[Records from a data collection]
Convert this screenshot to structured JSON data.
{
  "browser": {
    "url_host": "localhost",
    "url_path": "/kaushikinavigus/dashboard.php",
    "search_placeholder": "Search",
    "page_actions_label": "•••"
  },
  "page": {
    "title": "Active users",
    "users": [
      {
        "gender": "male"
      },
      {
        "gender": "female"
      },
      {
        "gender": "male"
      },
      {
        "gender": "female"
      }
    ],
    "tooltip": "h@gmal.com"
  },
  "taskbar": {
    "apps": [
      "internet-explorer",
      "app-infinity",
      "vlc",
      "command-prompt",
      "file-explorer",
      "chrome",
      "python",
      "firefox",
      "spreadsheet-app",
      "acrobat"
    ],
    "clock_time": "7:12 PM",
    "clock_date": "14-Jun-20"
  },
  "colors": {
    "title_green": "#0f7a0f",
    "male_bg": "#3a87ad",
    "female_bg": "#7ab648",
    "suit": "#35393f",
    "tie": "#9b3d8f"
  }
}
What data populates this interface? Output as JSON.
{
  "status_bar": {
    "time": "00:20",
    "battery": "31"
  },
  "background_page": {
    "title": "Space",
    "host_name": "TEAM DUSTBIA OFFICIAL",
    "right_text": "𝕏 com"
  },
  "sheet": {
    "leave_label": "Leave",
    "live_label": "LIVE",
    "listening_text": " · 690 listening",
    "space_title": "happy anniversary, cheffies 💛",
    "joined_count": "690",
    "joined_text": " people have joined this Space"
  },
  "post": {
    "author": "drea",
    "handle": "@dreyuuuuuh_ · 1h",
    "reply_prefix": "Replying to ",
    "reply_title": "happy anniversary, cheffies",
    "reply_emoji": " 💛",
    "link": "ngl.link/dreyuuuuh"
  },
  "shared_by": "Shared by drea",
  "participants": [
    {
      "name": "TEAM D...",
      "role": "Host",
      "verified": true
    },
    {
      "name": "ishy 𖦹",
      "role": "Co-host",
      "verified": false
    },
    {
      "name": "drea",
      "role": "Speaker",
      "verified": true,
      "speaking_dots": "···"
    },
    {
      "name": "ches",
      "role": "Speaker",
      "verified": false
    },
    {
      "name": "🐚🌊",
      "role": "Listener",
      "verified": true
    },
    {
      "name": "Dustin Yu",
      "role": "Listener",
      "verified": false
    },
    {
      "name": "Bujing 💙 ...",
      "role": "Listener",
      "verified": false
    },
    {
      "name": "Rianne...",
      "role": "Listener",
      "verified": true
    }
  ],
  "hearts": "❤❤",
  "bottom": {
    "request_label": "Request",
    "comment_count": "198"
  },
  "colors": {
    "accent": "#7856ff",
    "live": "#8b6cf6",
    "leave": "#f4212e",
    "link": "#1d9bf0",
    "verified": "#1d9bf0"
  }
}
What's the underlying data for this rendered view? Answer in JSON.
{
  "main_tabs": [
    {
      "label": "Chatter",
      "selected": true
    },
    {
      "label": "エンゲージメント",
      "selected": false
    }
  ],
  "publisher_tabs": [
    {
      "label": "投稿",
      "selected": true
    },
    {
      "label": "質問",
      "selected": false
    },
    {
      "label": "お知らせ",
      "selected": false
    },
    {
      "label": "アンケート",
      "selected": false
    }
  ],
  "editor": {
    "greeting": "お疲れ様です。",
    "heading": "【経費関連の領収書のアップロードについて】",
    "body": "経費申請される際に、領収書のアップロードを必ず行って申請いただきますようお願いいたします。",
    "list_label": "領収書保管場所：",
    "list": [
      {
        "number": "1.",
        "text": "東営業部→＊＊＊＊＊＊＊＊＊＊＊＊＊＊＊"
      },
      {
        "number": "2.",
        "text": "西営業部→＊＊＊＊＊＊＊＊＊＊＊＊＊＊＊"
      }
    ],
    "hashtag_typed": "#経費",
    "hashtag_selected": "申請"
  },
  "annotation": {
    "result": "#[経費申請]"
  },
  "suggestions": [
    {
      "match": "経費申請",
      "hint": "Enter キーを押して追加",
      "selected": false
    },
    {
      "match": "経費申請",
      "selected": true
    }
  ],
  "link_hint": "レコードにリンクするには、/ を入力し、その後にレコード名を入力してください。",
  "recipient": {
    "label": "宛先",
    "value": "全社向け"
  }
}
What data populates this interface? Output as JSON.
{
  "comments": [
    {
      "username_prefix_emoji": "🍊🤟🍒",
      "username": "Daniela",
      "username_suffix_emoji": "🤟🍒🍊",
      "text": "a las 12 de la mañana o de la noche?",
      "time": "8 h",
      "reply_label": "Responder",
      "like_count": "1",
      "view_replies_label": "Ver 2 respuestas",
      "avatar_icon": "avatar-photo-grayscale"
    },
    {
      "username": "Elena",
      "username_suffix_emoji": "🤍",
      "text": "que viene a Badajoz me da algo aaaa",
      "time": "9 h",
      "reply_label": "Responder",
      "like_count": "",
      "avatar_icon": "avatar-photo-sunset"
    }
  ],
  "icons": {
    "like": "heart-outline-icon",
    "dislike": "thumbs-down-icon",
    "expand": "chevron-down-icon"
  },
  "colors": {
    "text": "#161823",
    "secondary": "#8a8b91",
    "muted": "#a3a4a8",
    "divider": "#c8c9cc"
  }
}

# Task requirements:
Restate the records, all of them, precisely as written.

# Reply:
Convert this screenshot to structured JSON data.
{
  "browser": {
    "url_host": "localhost",
    "url_path": "/kaushikinavigus/dashboard.php",
    "search_placeholder": "Search",
    "page_actions_label": "•••"
  },
  "page": {
    "title": "Active users",
    "users": [
      {
        "gender": "male"
      },
      {
        "gender": "female"
      },
      {
        "gender": "male"
      },
      {
        "gender": "female"
      }
    ],
    "tooltip": "h@gmal.com"
  },
  "taskbar": {
    "apps": [
      "internet-explorer",
      "app-infinity",
      "vlc",
      "command-prompt",
      "file-explorer",
      "chrome",
      "python",
      "firefox",
      "spreadsheet-app",
      "acrobat"
    ],
    "clock_time": "7:12 PM",
    "clock_date": "14-Jun-20"
  },
  "colors": {
    "title_green": "#0f7a0f",
    "male_bg": "#3a87ad",
    "female_bg": "#7ab648",
    "suit": "#35393f",
    "tie": "#9b3d8f"
  }
}
What data populates this interface? Output as JSON.
{
  "status_bar": {
    "time": "00:20",
    "battery": "31"
  },
  "background_page": {
    "title": "Space",
    "host_name": "TEAM DUSTBIA OFFICIAL",
    "right_text": "𝕏 com"
  },
  "sheet": {
    "leave_label": "Leave",
    "live_label": "LIVE",
    "listening_text": " · 690 listening",
    "space_title": "happy anniversary, cheffies 💛",
    "joined_count": "690",
    "joined_text": " people have joined this Space"
  },
  "post": {
    "author": "drea",
    "handle": "@dreyuuuuuh_ · 1h",
    "reply_prefix": "Replying to ",
    "reply_title": "happy anniversary, cheffies",
    "reply_emoji": " 💛",
    "link": "ngl.link/dreyuuuuh"
  },
  "shared_by": "Shared by drea",
  "participants": [
    {
      "name": "TEAM D...",
      "role": "Host",
      "verified": true
    },
    {
      "name": "ishy 𖦹",
      "role": "Co-host",
      "verified": false
    },
    {
      "name": "drea",
      "role": "Speaker",
      "verified": true,
      "speaking_dots": "···"
    },
    {
      "name": "ches",
      "role": "Speaker",
      "verified": false
    },
    {
      "name": "🐚🌊",
      "role": "Listener",
      "verified": true
    },
    {
      "name": "Dustin Yu",
      "role": "Listener",
      "verified": false
    },
    {
      "name": "Bujing 💙 ...",
      "role": "Listener",
      "verified": false
    },
    {
      "name": "Rianne...",
      "role": "Listener",
      "verified": true
    }
  ],
  "hearts": "❤❤",
  "bottom": {
    "request_label": "Request",
    "comment_count": "198"
  },
  "colors": {
    "accent": "#7856ff",
    "live": "#8b6cf6",
    "leave": "#f4212e",
    "link": "#1d9bf0",
    "verified": "#1d9bf0"
  }
}
What's the underlying data for this rendered view? Answer in JSON.
{
  "main_tabs": [
    {
      "label": "Chatter",
      "selected": true
    },
    {
      "label": "エンゲージメント",
      "selected": false
    }
  ],
  "publisher_tabs": [
    {
      "label": "投稿",
      "selected": true
    },
    {
      "label": "質問",
      "selected": false
    },
    {
      "label": "お知らせ",
      "selected": false
    },
    {
      "label": "アンケート",
      "selected": false
    }
  ],
  "editor": {
    "greeting": "お疲れ様です。",
    "heading": "【経費関連の領収書のアップロードについて】",
    "body": "経費申請される際に、領収書のアップロードを必ず行って申請いただきますようお願いいたします。",
    "list_label": "領収書保管場所：",
    "list": [
      {
        "number": "1.",
        "text": "東営業部→＊＊＊＊＊＊＊＊＊＊＊＊＊＊＊"
      },
      {
        "number": "2.",
        "text": "西営業部→＊＊＊＊＊＊＊＊＊＊＊＊＊＊＊"
      }
    ],
    "hashtag_typed": "#経費",
    "hashtag_selected": "申請"
  },
  "annotation": {
    "result": "#[経費申請]"
  },
  "suggestions": [
    {
      "match": "経費申請",
      "hint": "Enter キーを押して追加",
      "selected": false
    },
    {
      "match": "経費申請",
      "selected": true
    }
  ],
  "link_hint": "レコードにリンクするには、/ を入力し、その後にレコード名を入力してください。",
  "recipient": {
    "label": "宛先",
    "value": "全社向け"
  }
}
What data populates this interface? Output as JSON.
{
  "comments": [
    {
      "username_prefix_emoji": "🍊🤟🍒",
      "username": "Daniela",
      "username_suffix_emoji": "🤟🍒🍊",
      "text": "a las 12 de la mañana o de la noche?",
      "time": "8 h",
      "reply_label": "Responder",
      "like_count": "1",
      "view_replies_label": "Ver 2 respuestas",
      "avatar_icon": "avatar-photo-grayscale"
    },
    {
      "username": "Elena",
      "username_suffix_emoji": "🤍",
      "text": "que viene a Badajoz me da algo aaaa",
      "time": "9 h",
      "reply_label": "Responder",
      "like_count": "",
      "avatar_icon": "avatar-photo-sunset"
    }
  ],
  "icons": {
    "like": "heart-outline-icon",
    "dislike": "thumbs-down-icon",
    "expand": "chevron-down-icon"
  },
  "colors": {
    "text": "#161823",
    "secondary": "#8a8b91",
    "muted": "#a3a4a8",
    "divider": "#c8c9cc"
  }
}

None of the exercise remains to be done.